(YOUR INSTRUCTIONS) Write out the listing below without alteration, omitting its pictures.

(GIVEN RECORDS)
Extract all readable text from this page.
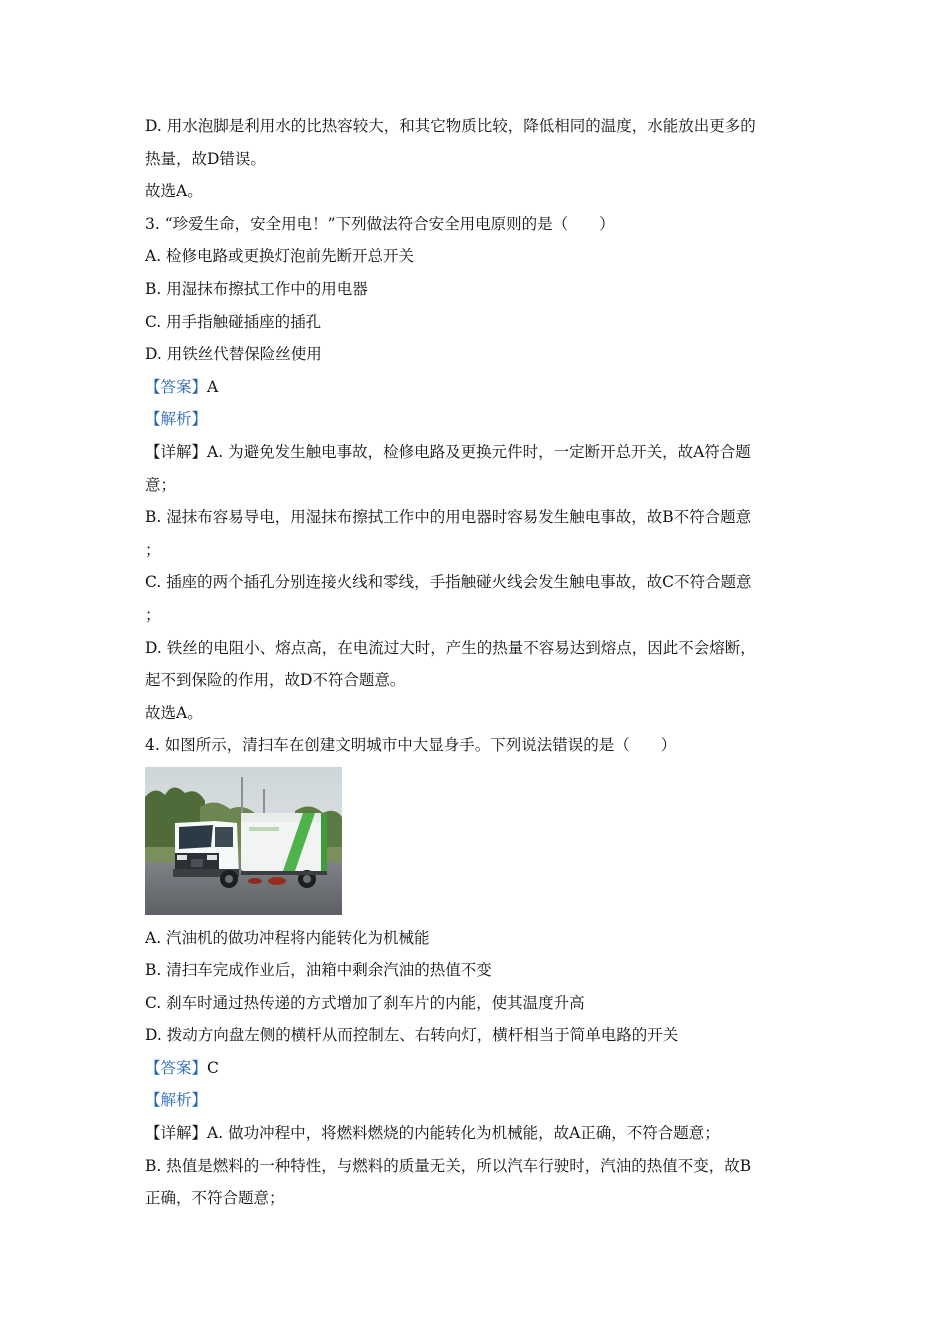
D. 用水泡脚是利用水的比热容较大，和其它物质比较，降低相同的温度，水能放出更多的
热量，故D错误。
故选A。
3. “珍爱生命，安全用电！”下列做法符合安全用电原则的是（　　）
A. 检修电路或更换灯泡前先断开总开关
B. 用湿抹布擦拭工作中的用电器
C. 用手指触碰插座的插孔
D. 用铁丝代替保险丝使用
【答案】A
【解析】
【详解】A. 为避免发生触电事故，检修电路及更换元件时，一定断开总开关，故A符合题
意；
B. 湿抹布容易导电，用湿抹布擦拭工作中的用电器时容易发生触电事故，故B不符合题意
；
C. 插座的两个插孔分别连接火线和零线，手指触碰火线会发生触电事故，故C不符合题意
；
D. 铁丝的电阻小、熔点高，在电流过大时，产生的热量不容易达到熔点，因此不会熔断，
起不到保险的作用，故D不符合题意。
故选A。
4. 如图所示，清扫车在创建文明城市中大显身手。下列说法错误的是（　　）
A. 汽油机的做功冲程将内能转化为机械能
B. 清扫车完成作业后，油箱中剩余汽油的热值不变
C. 刹车时通过热传递的方式增加了刹车片的内能，使其温度升高
D. 拨动方向盘左侧的横杆从而控制左、右转向灯，横杆相当于简单电路的开关
【答案】C
【解析】
【详解】A. 做功冲程中，将燃料燃烧的内能转化为机械能，故A正确，不符合题意；
B. 热值是燃料的一种特性，与燃料的质量无关，所以汽车行驶时，汽油的热值不变，故B
正确，不符合题意；
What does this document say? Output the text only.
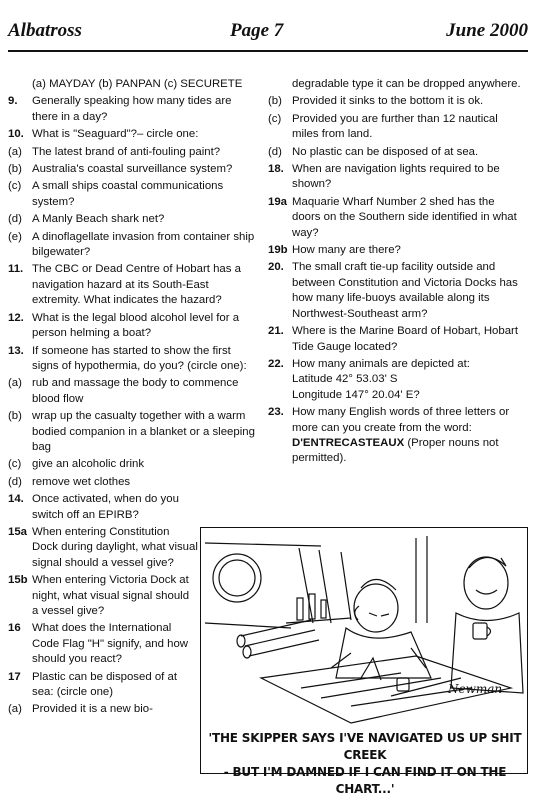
Albatross	Page 7	June 2000
(a) MAYDAY (b) PANPAN (c) SECURETE
9.	Generally speaking how many tides are there in a day?
10. What is "Seaguard"?– circle one:
(a) The latest brand of anti-fouling paint?
(b) Australia's coastal surveillance system?
(c) A small ships coastal communications system?
(d) A Manly Beach shark net?
(e) A dinoflagellate invasion from container ship bilgewater?
11. The CBC or Dead Centre of Hobart has a navigation hazard at its South-East extremity. What indicates the hazard?
12. What is the legal blood alcohol level for a person helming a boat?
13. If someone has started to show the first signs of hypothermia, do you? (circle one):
(a) rub and massage the body to commence blood flow
(b) wrap up the casualty together with a warm bodied companion in a blanket or a sleeping bag
(c) give an alcoholic drink
(d) remove wet clothes
14. Once activated, when do you switch off an EPIRB?
15a When entering Constitution Dock during daylight, what visual signal should a vessel give?
15b When entering Victoria Dock at night, what visual signal should a vessel give?
16 What does the International Code Flag "H" signify, and how should you react?
17 Plastic can be disposed of at sea: (circle one)
(a) Provided it is a new bio-
degradable type it can be dropped anywhere.
(b) Provided it sinks to the bottom it is ok.
(c) Provided you are further than 12 nautical miles from land.
(d) No plastic can be disposed of at sea.
18. When are navigation lights required to be shown?
19a Maquarie Wharf Number 2 shed has the doors on the Southern side identified in what way?
19b How many are there?
20. The small craft tie-up facility outside and between Constitution and Victoria Docks has how many life-buoys available along its Northwest-Southeast arm?
21. Where is the Marine Board of Hobart, Hobart Tide Gauge located?
22. How many animals are depicted at:
Latitude 42° 53.03' S
Longitude 147° 20.04' E?
23. How many English words of three letters or more can you create from the word: D'ENTRECASTEAUX (Proper nouns not permitted).
Newman
'THE SKIPPER SAYS I'VE NAVIGATED US UP SHIT CREEK
- BUT I'M DAMNED IF I CAN FIND IT ON THE CHART...'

(WORKED ANSWER)
Extract all readable text from this page.
D. 用水泡脚是利用水的比热容较大，和其它物质比较，降低相同的温度，水能放出更多的
热量，故D错误。
故选A。
3. “珍爱生命，安全用电！”下列做法符合安全用电原则的是（　　）
A. 检修电路或更换灯泡前先断开总开关
B. 用湿抹布擦拭工作中的用电器
C. 用手指触碰插座的插孔
D. 用铁丝代替保险丝使用
【答案】A
【解析】
【详解】A. 为避免发生触电事故，检修电路及更换元件时，一定断开总开关，故A符合题
意；
B. 湿抹布容易导电，用湿抹布擦拭工作中的用电器时容易发生触电事故，故B不符合题意
；
C. 插座的两个插孔分别连接火线和零线，手指触碰火线会发生触电事故，故C不符合题意
；
D. 铁丝的电阻小、熔点高，在电流过大时，产生的热量不容易达到熔点，因此不会熔断，
起不到保险的作用，故D不符合题意。
故选A。
4. 如图所示，清扫车在创建文明城市中大显身手。下列说法错误的是（　　）
A. 汽油机的做功冲程将内能转化为机械能
B. 清扫车完成作业后，油箱中剩余汽油的热值不变
C. 刹车时通过热传递的方式增加了刹车片的内能，使其温度升高
D. 拨动方向盘左侧的横杆从而控制左、右转向灯，横杆相当于简单电路的开关
【答案】C
【解析】
【详解】A. 做功冲程中，将燃料燃烧的内能转化为机械能，故A正确，不符合题意；
B. 热值是燃料的一种特性，与燃料的质量无关，所以汽车行驶时，汽油的热值不变，故B
正确，不符合题意；
What does this document say? Output the text only.
Albatross	Page 7	June 2000
(a) MAYDAY (b) PANPAN (c) SECURETE
9.	Generally speaking how many tides are there in a day?
10. What is "Seaguard"?– circle one:
(a) The latest brand of anti-fouling paint?
(b) Australia's coastal surveillance system?
(c) A small ships coastal communications system?
(d) A Manly Beach shark net?
(e) A dinoflagellate invasion from container ship bilgewater?
11. The CBC or Dead Centre of Hobart has a navigation hazard at its South-East extremity. What indicates the hazard?
12. What is the legal blood alcohol level for a person helming a boat?
13. If someone has started to show the first signs of hypothermia, do you? (circle one):
(a) rub and massage the body to commence blood flow
(b) wrap up the casualty together with a warm bodied companion in a blanket or a sleeping bag
(c) give an alcoholic drink
(d) remove wet clothes
14. Once activated, when do you switch off an EPIRB?
15a When entering Constitution Dock during daylight, what visual signal should a vessel give?
15b When entering Victoria Dock at night, what visual signal should a vessel give?
16 What does the International Code Flag "H" signify, and how should you react?
17 Plastic can be disposed of at sea: (circle one)
(a) Provided it is a new bio-
degradable type it can be dropped anywhere.
(b) Provided it sinks to the bottom it is ok.
(c) Provided you are further than 12 nautical miles from land.
(d) No plastic can be disposed of at sea.
18. When are navigation lights required to be shown?
19a Maquarie Wharf Number 2 shed has the doors on the Southern side identified in what way?
19b How many are there?
20. The small craft tie-up facility outside and between Constitution and Victoria Docks has how many life-buoys available along its Northwest-Southeast arm?
21. Where is the Marine Board of Hobart, Hobart Tide Gauge located?
22. How many animals are depicted at:
Latitude 42° 53.03' S
Longitude 147° 20.04' E?
23. How many English words of three letters or more can you create from the word: D'ENTRECASTEAUX (Proper nouns not permitted).
Newman
'THE SKIPPER SAYS I'VE NAVIGATED US UP SHIT CREEK
- BUT I'M DAMNED IF I CAN FIND IT ON THE CHART...'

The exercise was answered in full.